WHAT THIS TASK INVOLVES ->
Set down every entry word for word. Omit the pictures.

SUPPLIED DATA ->
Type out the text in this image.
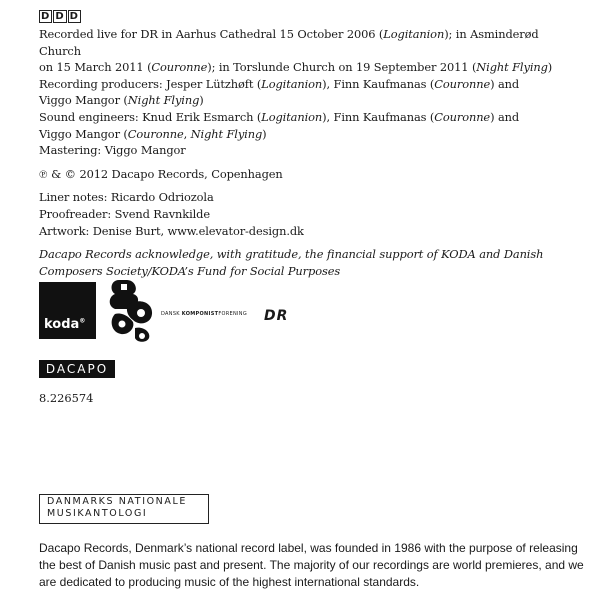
D D D

Recorded live for DR in Aarhus Cathedral 15 October 2006 (Logitanion); in Asminderød Church
on 15 March 2011 (Couronne); in Torslunde Church on 19 September 2011 (Night Flying)

Recording producers: Jesper Lützhøft (Logitanion), Finn Kaufmanas (Couronne) and
Viggo Mangor (Night Flying)

Sound engineers: Knud Erik Esmarch (Logitanion), Finn Kaufmanas (Couronne) and
Viggo Mangor (Couronne, Night Flying)

Mastering: Viggo Mangor

℗ & © 2012 Dacapo Records, Copenhagen

Liner notes: Ricardo Odriozola

Proofreader: Svend Ravnkilde

Artwork: Denise Burt, www.elevator-design.dk

Dacapo Records acknowledge, with gratitude, the financial support of KODA and Danish Composers Society/KODA’s Fund for Social Purposes

koda®
DANSK KOMPONISTFORENING DR
DACAPO
8.226574
DANMARKS NATIONALE
MUSIKANTOLOGI
Dacapo Records, Denmark’s national record label, was founded in 1986 with the purpose of releasing the best of Danish music past and present. The majority of our recordings are world premieres, and we are dedicated to producing music of the highest international standards.
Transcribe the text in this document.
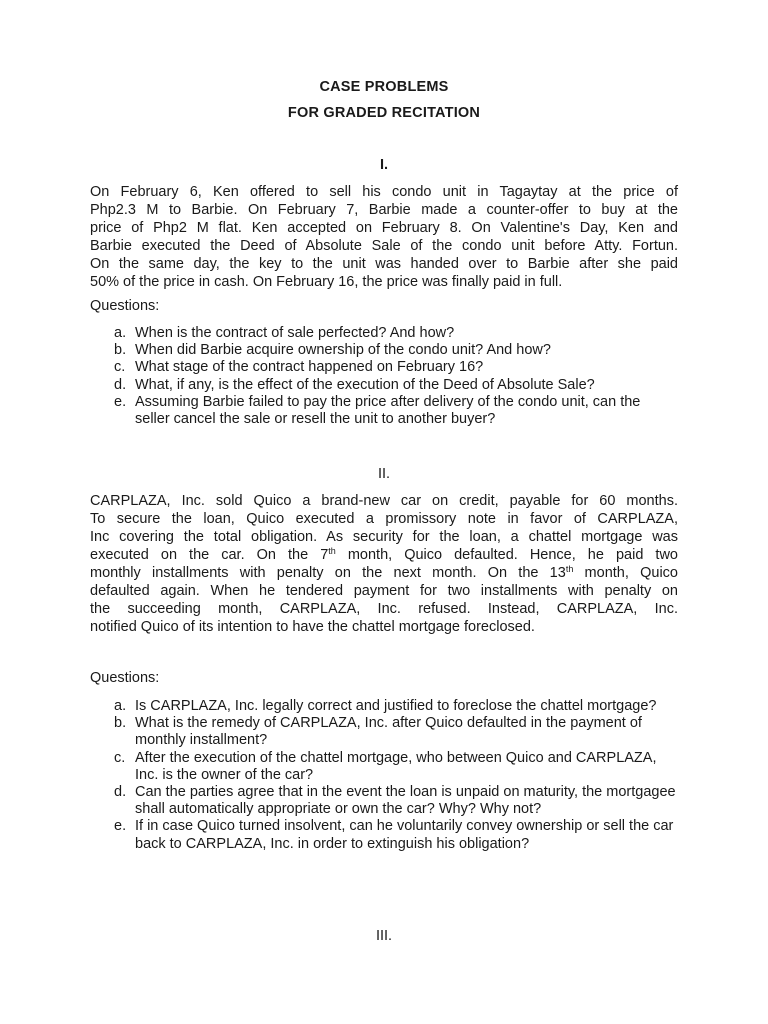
CASE PROBLEMS
FOR GRADED RECITATION
I.
On February 6, Ken offered to sell his condo unit in Tagaytay at the price of
Php2.3 M to Barbie. On February 7, Barbie made a counter-offer to buy at the
price of Php2 M flat. Ken accepted on February 8. On Valentine's Day, Ken and
Barbie executed the Deed of Absolute Sale of the condo unit before Atty. Fortun.
On the same day, the key to the unit was handed over to Barbie after she paid
50% of the price in cash. On February 16, the price was finally paid in full.
Questions:
a. When is the contract of sale perfected? And how?
b. When did Barbie acquire ownership of the condo unit? And how?
c. What stage of the contract happened on February 16?
d. What, if any, is the effect of the execution of the Deed of Absolute Sale?
e. Assuming Barbie failed to pay the price after delivery of the condo unit, can the seller cancel the sale or resell the unit to another buyer?
II.
CARPLAZA, Inc. sold Quico a brand-new car on credit, payable for 60 months.
To secure the loan, Quico executed a promissory note in favor of CARPLAZA,
Inc covering the total obligation. As security for the loan, a chattel mortgage was
executed on the car. On the 7th month, Quico defaulted. Hence, he paid two
monthly installments with penalty on the next month. On the 13th month, Quico
defaulted again. When he tendered payment for two installments with penalty on
the succeeding month, CARPLAZA, Inc. refused. Instead, CARPLAZA, Inc.
notified Quico of its intention to have the chattel mortgage foreclosed.
Questions:
a. Is CARPLAZA, Inc. legally correct and justified to foreclose the chattel mortgage?
b. What is the remedy of CARPLAZA, Inc. after Quico defaulted in the payment of monthly installment?
c. After the execution of the chattel mortgage, who between Quico and CARPLAZA, Inc. is the owner of the car?
d. Can the parties agree that in the event the loan is unpaid on maturity, the mortgagee shall automatically appropriate or own the car? Why? Why not?
e. If in case Quico turned insolvent, can he voluntarily convey ownership or sell the car back to CARPLAZA, Inc. in order to extinguish his obligation?
III.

EXERCISE RESPONSE ->
Type out the text in this image.
D D D

Recorded live for DR in Aarhus Cathedral 15 October 2006 (Logitanion); in Asminderød Church
on 15 March 2011 (Couronne); in Torslunde Church on 19 September 2011 (Night Flying)

Recording producers: Jesper Lützhøft (Logitanion), Finn Kaufmanas (Couronne) and
Viggo Mangor (Night Flying)

Sound engineers: Knud Erik Esmarch (Logitanion), Finn Kaufmanas (Couronne) and
Viggo Mangor (Couronne, Night Flying)

Mastering: Viggo Mangor

℗ & © 2012 Dacapo Records, Copenhagen

Liner notes: Ricardo Odriozola

Proofreader: Svend Ravnkilde

Artwork: Denise Burt, www.elevator-design.dk

Dacapo Records acknowledge, with gratitude, the financial support of KODA and Danish Composers Society/KODA’s Fund for Social Purposes

koda®
DANSK KOMPONISTFORENING DR
DACAPO
8.226574
DANMARKS NATIONALE
MUSIKANTOLOGI
Dacapo Records, Denmark’s national record label, was founded in 1986 with the purpose of releasing the best of Danish music past and present. The majority of our recordings are world premieres, and we are dedicated to producing music of the highest international standards.
Transcribe the text in this document.
CASE PROBLEMS
FOR GRADED RECITATION
I.
On February 6, Ken offered to sell his condo unit in Tagaytay at the price of
Php2.3 M to Barbie. On February 7, Barbie made a counter-offer to buy at the
price of Php2 M flat. Ken accepted on February 8. On Valentine's Day, Ken and
Barbie executed the Deed of Absolute Sale of the condo unit before Atty. Fortun.
On the same day, the key to the unit was handed over to Barbie after she paid
50% of the price in cash. On February 16, the price was finally paid in full.
Questions:
a. When is the contract of sale perfected? And how?
b. When did Barbie acquire ownership of the condo unit? And how?
c. What stage of the contract happened on February 16?
d. What, if any, is the effect of the execution of the Deed of Absolute Sale?
e. Assuming Barbie failed to pay the price after delivery of the condo unit, can the seller cancel the sale or resell the unit to another buyer?
II.
CARPLAZA, Inc. sold Quico a brand-new car on credit, payable for 60 months.
To secure the loan, Quico executed a promissory note in favor of CARPLAZA,
Inc covering the total obligation. As security for the loan, a chattel mortgage was
executed on the car. On the 7th month, Quico defaulted. Hence, he paid two
monthly installments with penalty on the next month. On the 13th month, Quico
defaulted again. When he tendered payment for two installments with penalty on
the succeeding month, CARPLAZA, Inc. refused. Instead, CARPLAZA, Inc.
notified Quico of its intention to have the chattel mortgage foreclosed.
Questions:
a. Is CARPLAZA, Inc. legally correct and justified to foreclose the chattel mortgage?
b. What is the remedy of CARPLAZA, Inc. after Quico defaulted in the payment of monthly installment?
c. After the execution of the chattel mortgage, who between Quico and CARPLAZA, Inc. is the owner of the car?
d. Can the parties agree that in the event the loan is unpaid on maturity, the mortgagee shall automatically appropriate or own the car? Why? Why not?
e. If in case Quico turned insolvent, can he voluntarily convey ownership or sell the car back to CARPLAZA, Inc. in order to extinguish his obligation?
III.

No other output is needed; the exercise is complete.